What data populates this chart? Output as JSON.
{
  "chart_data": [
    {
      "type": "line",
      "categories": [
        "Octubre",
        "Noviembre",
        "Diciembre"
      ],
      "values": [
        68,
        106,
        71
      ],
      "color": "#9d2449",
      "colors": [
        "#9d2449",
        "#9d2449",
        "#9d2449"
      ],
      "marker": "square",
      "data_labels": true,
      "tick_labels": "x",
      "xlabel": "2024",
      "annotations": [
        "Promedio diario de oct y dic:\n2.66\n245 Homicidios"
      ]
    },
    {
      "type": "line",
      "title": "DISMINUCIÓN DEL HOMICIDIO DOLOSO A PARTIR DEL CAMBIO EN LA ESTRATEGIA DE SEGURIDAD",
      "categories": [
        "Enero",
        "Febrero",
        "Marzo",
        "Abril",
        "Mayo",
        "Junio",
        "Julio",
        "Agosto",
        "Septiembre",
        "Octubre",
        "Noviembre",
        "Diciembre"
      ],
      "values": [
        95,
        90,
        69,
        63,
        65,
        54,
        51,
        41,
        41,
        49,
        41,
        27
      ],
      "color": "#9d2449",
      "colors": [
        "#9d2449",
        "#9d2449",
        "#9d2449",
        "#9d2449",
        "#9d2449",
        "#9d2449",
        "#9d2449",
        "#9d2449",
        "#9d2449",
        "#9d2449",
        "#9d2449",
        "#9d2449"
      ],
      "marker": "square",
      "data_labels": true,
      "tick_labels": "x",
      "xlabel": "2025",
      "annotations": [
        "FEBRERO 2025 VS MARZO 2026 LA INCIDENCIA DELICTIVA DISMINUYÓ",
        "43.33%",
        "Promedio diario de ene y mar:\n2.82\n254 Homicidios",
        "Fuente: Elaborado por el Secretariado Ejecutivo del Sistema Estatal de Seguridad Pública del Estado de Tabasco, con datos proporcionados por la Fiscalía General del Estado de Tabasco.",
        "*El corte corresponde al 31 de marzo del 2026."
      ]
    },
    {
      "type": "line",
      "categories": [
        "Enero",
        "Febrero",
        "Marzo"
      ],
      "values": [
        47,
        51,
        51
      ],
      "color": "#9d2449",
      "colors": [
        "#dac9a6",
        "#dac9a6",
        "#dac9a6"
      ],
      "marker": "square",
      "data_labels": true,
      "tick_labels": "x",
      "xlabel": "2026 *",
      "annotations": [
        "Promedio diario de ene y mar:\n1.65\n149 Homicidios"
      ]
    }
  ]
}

• • • •

* OBJECTIVE *
Would you reproduce all the entries exactly?

* TASK ANSWER *
What data populates this chart? Output as JSON.
{
  "chart_data": [
    {
      "type": "line",
      "categories": [
        "Octubre",
        "Noviembre",
        "Diciembre"
      ],
      "values": [
        68,
        106,
        71
      ],
      "color": "#9d2449",
      "colors": [
        "#9d2449",
        "#9d2449",
        "#9d2449"
      ],
      "marker": "square",
      "data_labels": true,
      "tick_labels": "x",
      "xlabel": "2024",
      "annotations": [
        "Promedio diario de oct y dic:\n2.66\n245 Homicidios"
      ]
    },
    {
      "type": "line",
      "title": "DISMINUCIÓN DEL HOMICIDIO DOLOSO A PARTIR DEL CAMBIO EN LA ESTRATEGIA DE SEGURIDAD",
      "categories": [
        "Enero",
        "Febrero",
        "Marzo",
        "Abril",
        "Mayo",
        "Junio",
        "Julio",
        "Agosto",
        "Septiembre",
        "Octubre",
        "Noviembre",
        "Diciembre"
      ],
      "values": [
        95,
        90,
        69,
        63,
        65,
        54,
        51,
        41,
        41,
        49,
        41,
        27
      ],
      "color": "#9d2449",
      "colors": [
        "#9d2449",
        "#9d2449",
        "#9d2449",
        "#9d2449",
        "#9d2449",
        "#9d2449",
        "#9d2449",
        "#9d2449",
        "#9d2449",
        "#9d2449",
        "#9d2449",
        "#9d2449"
      ],
      "marker": "square",
      "data_labels": true,
      "tick_labels": "x",
      "xlabel": "2025",
      "annotations": [
        "FEBRERO 2025 VS MARZO 2026 LA INCIDENCIA DELICTIVA DISMINUYÓ",
        "43.33%",
        "Promedio diario de ene y mar:\n2.82\n254 Homicidios",
        "Fuente: Elaborado por el Secretariado Ejecutivo del Sistema Estatal de Seguridad Pública del Estado de Tabasco, con datos proporcionados por la Fiscalía General del Estado de Tabasco.",
        "*El corte corresponde al 31 de marzo del 2026."
      ]
    },
    {
      "type": "line",
      "categories": [
        "Enero",
        "Febrero",
        "Marzo"
      ],
      "values": [
        47,
        51,
        51
      ],
      "color": "#9d2449",
      "colors": [
        "#dac9a6",
        "#dac9a6",
        "#dac9a6"
      ],
      "marker": "square",
      "data_labels": true,
      "tick_labels": "x",
      "xlabel": "2026 *",
      "annotations": [
        "Promedio diario de ene y mar:\n1.65\n149 Homicidios"
      ]
    }
  ]
}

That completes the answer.